> [Task prompt] Reading down the listing below, count the lines where the word "considerar" shows up, then give only that count.

(Extracted data entries)
==========

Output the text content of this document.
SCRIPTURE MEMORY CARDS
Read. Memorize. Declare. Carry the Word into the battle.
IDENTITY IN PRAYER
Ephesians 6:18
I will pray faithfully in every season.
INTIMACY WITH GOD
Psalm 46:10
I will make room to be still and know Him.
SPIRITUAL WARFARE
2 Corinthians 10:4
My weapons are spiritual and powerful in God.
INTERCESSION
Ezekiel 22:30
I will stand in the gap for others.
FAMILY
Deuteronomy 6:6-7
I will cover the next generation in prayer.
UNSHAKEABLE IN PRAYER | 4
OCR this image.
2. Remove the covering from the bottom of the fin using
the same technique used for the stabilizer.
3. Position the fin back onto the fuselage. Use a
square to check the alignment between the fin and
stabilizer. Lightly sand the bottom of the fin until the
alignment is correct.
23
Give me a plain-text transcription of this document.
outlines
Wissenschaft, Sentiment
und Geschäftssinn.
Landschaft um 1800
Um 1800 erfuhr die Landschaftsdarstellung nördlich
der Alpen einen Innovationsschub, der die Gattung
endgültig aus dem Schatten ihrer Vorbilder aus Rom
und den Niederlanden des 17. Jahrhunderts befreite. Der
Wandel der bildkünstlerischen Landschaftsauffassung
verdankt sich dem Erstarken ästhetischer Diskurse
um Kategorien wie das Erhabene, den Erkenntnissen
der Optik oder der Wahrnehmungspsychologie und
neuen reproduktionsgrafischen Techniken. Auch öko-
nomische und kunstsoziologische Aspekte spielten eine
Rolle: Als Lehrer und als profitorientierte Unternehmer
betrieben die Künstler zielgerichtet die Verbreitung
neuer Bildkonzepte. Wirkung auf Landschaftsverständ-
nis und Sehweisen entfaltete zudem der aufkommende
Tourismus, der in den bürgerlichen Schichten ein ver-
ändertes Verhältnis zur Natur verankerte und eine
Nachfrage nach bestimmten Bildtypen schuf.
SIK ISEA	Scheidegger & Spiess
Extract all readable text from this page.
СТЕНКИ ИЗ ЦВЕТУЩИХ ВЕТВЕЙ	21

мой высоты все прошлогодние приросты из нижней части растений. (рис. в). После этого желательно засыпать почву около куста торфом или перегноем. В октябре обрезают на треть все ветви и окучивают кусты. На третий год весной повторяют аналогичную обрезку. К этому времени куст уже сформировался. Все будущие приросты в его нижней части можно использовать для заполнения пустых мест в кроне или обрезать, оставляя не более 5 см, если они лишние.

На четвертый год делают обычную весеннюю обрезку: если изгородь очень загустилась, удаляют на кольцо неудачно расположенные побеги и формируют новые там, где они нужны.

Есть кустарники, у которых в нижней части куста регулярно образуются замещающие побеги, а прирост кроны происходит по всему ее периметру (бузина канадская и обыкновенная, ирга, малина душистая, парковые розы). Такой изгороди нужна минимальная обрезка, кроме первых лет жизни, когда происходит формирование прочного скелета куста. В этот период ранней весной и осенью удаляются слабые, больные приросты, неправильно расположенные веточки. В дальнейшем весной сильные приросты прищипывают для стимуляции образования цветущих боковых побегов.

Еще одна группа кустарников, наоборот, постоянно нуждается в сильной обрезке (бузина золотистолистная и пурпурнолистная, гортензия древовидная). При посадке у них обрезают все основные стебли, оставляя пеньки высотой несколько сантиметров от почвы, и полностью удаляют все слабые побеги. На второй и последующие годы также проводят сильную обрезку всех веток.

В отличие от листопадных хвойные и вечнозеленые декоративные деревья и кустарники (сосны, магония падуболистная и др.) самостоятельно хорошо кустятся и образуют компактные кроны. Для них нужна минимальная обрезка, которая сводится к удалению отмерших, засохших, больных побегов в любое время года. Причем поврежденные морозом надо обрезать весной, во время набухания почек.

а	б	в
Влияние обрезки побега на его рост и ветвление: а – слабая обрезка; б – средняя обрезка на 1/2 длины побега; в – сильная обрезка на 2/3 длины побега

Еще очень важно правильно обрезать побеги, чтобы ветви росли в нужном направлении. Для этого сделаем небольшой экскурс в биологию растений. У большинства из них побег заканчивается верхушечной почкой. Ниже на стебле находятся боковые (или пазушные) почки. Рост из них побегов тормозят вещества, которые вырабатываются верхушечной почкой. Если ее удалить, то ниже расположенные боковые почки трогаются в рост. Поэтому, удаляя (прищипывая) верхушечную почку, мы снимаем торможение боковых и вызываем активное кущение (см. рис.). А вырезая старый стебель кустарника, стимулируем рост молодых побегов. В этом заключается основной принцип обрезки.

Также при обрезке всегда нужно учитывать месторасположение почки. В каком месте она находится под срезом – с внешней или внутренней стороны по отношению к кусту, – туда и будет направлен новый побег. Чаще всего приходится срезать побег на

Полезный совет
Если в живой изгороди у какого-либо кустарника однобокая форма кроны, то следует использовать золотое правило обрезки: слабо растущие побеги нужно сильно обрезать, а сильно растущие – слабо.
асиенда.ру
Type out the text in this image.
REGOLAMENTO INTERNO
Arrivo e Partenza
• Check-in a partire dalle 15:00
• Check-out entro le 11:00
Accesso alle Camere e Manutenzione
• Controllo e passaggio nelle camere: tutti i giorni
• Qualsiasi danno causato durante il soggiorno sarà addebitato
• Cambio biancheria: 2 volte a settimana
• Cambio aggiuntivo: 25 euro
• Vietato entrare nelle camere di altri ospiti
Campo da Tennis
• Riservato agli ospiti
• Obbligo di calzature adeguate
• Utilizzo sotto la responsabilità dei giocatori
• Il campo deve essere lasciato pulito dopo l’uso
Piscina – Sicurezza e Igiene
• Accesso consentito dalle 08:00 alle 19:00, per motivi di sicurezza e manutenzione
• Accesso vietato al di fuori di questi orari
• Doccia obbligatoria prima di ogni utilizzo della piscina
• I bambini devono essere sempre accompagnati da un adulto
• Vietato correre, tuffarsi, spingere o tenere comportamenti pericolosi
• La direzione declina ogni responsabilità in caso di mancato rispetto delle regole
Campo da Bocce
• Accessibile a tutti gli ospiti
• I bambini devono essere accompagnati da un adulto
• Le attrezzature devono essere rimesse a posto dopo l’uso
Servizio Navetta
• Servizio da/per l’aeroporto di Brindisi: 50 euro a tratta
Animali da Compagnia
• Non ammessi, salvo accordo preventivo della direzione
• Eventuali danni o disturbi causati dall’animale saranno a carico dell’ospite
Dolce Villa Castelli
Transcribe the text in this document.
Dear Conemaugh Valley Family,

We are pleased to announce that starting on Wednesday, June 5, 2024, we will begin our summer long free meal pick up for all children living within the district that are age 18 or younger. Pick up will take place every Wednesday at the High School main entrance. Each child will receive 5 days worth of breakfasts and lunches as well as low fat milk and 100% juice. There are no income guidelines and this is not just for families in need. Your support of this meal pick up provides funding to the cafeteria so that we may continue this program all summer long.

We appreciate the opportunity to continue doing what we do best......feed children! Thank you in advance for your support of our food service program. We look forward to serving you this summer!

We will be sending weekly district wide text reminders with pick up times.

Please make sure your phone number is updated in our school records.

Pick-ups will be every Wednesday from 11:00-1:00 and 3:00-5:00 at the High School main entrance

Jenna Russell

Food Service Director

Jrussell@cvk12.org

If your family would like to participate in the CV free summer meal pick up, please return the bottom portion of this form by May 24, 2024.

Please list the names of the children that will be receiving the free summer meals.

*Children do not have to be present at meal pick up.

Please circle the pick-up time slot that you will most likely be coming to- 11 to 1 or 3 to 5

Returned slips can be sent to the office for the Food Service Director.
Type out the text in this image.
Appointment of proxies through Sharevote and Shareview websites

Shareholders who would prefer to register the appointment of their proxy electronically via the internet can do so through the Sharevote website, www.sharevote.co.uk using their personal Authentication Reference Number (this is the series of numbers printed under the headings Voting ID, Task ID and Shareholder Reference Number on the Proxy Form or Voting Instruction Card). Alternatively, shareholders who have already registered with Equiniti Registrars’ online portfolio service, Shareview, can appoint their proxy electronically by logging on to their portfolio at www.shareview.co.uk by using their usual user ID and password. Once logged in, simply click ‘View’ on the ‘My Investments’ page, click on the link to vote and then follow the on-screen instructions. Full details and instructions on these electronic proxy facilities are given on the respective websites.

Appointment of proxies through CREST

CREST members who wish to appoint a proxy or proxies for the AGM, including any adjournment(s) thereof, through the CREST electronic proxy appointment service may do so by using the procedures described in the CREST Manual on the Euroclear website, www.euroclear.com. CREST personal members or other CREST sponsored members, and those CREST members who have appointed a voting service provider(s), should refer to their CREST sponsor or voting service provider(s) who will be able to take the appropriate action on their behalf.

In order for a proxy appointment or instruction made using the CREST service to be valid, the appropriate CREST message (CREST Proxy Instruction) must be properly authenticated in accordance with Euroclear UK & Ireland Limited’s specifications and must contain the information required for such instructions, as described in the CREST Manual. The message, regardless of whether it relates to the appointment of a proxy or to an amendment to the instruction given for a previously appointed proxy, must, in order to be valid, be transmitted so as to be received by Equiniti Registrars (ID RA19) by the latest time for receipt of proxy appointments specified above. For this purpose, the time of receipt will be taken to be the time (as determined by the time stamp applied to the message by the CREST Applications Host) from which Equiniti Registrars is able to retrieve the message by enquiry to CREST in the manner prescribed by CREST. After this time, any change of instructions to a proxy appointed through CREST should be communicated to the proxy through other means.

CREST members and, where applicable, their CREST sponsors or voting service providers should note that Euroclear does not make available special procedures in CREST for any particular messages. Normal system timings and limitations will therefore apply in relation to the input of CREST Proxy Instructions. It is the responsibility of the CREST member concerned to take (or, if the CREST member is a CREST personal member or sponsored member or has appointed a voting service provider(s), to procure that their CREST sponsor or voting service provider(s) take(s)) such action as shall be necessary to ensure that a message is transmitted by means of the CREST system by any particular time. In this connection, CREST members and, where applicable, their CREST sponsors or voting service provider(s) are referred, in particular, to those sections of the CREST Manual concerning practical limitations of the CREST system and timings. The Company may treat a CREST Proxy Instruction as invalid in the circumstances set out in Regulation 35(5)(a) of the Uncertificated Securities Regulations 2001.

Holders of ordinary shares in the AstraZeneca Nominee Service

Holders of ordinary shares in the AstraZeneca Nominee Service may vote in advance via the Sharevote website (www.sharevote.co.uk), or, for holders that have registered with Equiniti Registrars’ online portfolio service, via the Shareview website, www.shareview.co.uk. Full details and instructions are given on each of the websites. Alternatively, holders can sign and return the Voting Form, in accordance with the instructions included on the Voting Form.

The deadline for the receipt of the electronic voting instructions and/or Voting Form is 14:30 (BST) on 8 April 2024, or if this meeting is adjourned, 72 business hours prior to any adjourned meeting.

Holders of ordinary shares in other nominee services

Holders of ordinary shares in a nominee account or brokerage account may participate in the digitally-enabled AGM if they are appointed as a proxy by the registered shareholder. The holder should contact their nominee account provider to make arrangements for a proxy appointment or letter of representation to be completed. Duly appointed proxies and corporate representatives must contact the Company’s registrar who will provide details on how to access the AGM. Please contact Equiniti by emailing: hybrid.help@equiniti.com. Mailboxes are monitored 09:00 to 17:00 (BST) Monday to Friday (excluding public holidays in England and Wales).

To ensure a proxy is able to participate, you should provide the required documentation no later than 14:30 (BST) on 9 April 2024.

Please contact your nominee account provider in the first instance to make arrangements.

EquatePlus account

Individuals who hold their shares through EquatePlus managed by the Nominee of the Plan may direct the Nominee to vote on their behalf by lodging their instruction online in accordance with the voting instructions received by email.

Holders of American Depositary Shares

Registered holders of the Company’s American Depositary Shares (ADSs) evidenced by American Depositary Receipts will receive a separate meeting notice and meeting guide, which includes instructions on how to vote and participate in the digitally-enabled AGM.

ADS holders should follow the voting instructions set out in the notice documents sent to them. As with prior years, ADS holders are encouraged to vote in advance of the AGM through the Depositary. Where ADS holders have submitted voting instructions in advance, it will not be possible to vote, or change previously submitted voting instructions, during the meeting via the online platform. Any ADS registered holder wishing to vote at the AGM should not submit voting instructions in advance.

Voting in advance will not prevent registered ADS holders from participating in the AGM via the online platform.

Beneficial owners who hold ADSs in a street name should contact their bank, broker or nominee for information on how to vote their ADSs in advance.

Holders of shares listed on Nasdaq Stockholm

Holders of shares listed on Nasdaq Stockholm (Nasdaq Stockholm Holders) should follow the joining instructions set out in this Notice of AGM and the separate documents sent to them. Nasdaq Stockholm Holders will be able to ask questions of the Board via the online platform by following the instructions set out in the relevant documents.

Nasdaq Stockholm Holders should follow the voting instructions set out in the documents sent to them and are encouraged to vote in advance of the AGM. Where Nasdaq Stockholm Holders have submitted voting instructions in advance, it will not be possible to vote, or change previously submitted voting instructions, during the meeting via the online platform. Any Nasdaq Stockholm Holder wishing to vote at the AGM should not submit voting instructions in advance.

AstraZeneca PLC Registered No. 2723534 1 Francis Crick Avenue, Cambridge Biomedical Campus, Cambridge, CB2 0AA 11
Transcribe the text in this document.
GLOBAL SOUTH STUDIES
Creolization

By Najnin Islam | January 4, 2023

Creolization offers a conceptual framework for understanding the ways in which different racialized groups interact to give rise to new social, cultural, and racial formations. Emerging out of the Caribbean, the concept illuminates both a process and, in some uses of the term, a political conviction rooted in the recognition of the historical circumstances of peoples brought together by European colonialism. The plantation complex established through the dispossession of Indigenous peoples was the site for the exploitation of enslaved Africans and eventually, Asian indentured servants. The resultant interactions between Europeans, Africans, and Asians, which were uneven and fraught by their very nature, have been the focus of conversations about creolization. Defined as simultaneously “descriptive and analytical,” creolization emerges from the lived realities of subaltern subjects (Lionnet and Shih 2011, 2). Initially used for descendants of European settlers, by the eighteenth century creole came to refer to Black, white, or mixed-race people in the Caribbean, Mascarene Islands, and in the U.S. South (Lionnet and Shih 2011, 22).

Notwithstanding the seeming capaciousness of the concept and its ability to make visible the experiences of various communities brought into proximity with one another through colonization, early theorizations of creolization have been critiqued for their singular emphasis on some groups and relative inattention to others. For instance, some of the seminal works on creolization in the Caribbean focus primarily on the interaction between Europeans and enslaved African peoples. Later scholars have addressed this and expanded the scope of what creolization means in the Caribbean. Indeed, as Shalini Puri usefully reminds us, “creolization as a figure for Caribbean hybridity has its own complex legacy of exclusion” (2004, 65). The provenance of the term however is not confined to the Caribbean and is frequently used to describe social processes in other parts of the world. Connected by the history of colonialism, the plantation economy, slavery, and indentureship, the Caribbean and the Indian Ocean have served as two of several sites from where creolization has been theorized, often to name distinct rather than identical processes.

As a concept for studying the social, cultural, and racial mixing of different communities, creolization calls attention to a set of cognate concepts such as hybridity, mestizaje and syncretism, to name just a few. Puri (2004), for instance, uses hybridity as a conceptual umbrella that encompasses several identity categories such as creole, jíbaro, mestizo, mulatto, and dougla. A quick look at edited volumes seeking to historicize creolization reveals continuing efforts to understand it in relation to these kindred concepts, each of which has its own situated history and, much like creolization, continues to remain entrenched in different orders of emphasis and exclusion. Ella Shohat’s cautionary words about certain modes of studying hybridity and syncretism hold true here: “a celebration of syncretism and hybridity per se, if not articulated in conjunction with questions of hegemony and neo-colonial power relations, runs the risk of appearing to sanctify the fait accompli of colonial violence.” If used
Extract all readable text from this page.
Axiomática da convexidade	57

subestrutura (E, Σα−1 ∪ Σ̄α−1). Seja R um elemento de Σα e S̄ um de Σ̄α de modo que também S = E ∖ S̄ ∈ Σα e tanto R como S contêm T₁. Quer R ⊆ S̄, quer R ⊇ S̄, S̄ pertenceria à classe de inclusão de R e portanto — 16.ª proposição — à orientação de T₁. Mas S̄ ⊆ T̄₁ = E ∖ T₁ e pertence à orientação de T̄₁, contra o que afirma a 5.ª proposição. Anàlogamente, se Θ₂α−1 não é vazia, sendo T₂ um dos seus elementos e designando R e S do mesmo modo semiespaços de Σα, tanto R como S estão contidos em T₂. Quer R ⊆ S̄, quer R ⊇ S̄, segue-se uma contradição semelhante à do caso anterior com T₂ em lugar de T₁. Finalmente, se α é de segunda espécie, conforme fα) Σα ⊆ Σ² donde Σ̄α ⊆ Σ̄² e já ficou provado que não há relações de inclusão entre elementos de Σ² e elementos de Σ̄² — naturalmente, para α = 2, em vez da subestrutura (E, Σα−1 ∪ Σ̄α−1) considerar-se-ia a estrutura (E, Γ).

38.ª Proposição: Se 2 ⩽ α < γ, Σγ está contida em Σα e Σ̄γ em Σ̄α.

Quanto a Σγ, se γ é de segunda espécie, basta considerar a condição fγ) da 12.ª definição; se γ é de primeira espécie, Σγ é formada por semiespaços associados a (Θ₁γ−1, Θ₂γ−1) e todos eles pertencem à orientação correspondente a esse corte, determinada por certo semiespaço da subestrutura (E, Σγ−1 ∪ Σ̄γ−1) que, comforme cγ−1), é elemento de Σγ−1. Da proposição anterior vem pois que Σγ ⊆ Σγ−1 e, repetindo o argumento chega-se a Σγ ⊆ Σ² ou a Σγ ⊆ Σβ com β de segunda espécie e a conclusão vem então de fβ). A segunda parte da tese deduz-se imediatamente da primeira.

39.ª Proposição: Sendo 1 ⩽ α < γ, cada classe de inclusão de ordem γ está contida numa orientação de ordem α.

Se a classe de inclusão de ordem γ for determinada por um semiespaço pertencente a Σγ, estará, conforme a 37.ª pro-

==========

> [Finished answer] 2